• **What to produce**:
Below are the records; reproduce all of them exactly but without any images.

• **Working data**:
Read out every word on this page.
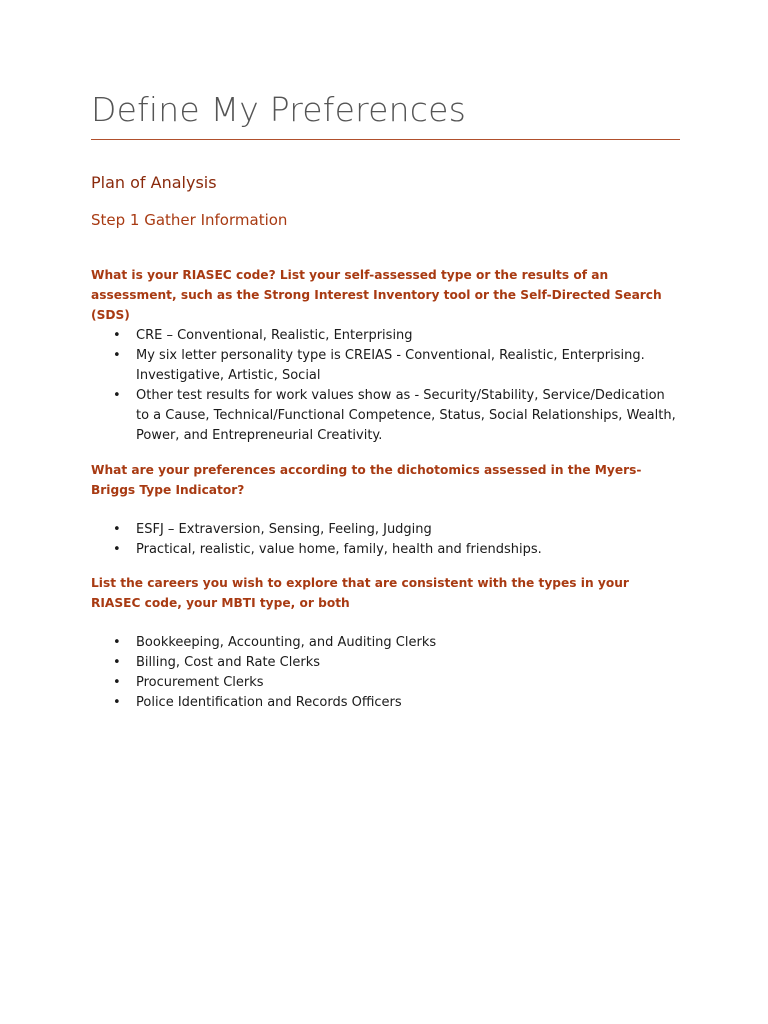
Define My Preferences
Plan of Analysis
Step 1 Gather Information

What is your RIASEC code? List your self-assessed type or the results of an assessment, such as the Strong Interest Inventory tool or the Self-Directed Search (SDS)

• CRE – Conventional, Realistic, Enterprising
• My six letter personality type is CREIAS - Conventional, Realistic, Enterprising. Investigative, Artistic, Social
• Other test results for work values show as - Security/Stability, Service/Dedication to a Cause, Technical/Functional Competence, Status, Social Relationships, Wealth, Power, and Entrepreneurial Creativity.

What are your preferences according to the dichotomics assessed in the Myers-Briggs Type Indicator?

• ESFJ – Extraversion, Sensing, Feeling, Judging
• Practical, realistic, value home, family, health and friendships.

List the careers you wish to explore that are consistent with the types in your RIASEC code, your MBTI type, or both

• Bookkeeping, Accounting, and Auditing Clerks
• Billing, Cost and Rate Clerks
• Procurement Clerks
• Police Identification and Records Officers
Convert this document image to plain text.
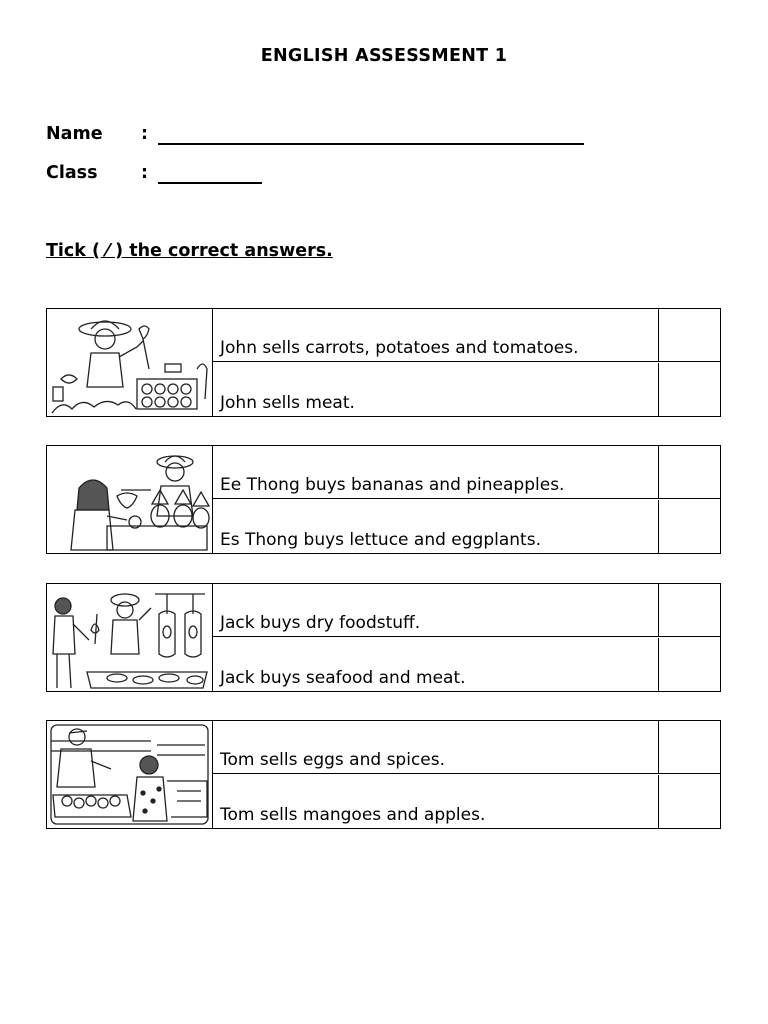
ENGLISH ASSESSMENT 1
Name	:
Class	:
Tick ( ⁄ ) the correct answers.
John sells carrots, potatoes and tomatoes.
John sells meat.
Ee Thong buys bananas and pineapples.
Es Thong buys lettuce and eggplants.
Jack buys dry foodstuff.
Jack buys seafood and meat.
Tom sells eggs and spices.
Tom sells mangoes and apples.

• **Complete answer**:
Read out every word on this page.
Define My Preferences
Plan of Analysis
Step 1 Gather Information

What is your RIASEC code? List your self-assessed type or the results of an assessment, such as the Strong Interest Inventory tool or the Self-Directed Search (SDS)

• CRE – Conventional, Realistic, Enterprising
• My six letter personality type is CREIAS - Conventional, Realistic, Enterprising. Investigative, Artistic, Social
• Other test results for work values show as - Security/Stability, Service/Dedication to a Cause, Technical/Functional Competence, Status, Social Relationships, Wealth, Power, and Entrepreneurial Creativity.

What are your preferences according to the dichotomics assessed in the Myers-Briggs Type Indicator?

• ESFJ – Extraversion, Sensing, Feeling, Judging
• Practical, realistic, value home, family, health and friendships.

List the careers you wish to explore that are consistent with the types in your RIASEC code, your MBTI type, or both

• Bookkeeping, Accounting, and Auditing Clerks
• Billing, Cost and Rate Clerks
• Procurement Clerks
• Police Identification and Records Officers
Convert this document image to plain text.
ENGLISH ASSESSMENT 1
Name	:
Class	:
Tick ( ⁄ ) the correct answers.
John sells carrots, potatoes and tomatoes.
John sells meat.
Ee Thong buys bananas and pineapples.
Es Thong buys lettuce and eggplants.
Jack buys dry foodstuff.
Jack buys seafood and meat.
Tom sells eggs and spices.
Tom sells mangoes and apples.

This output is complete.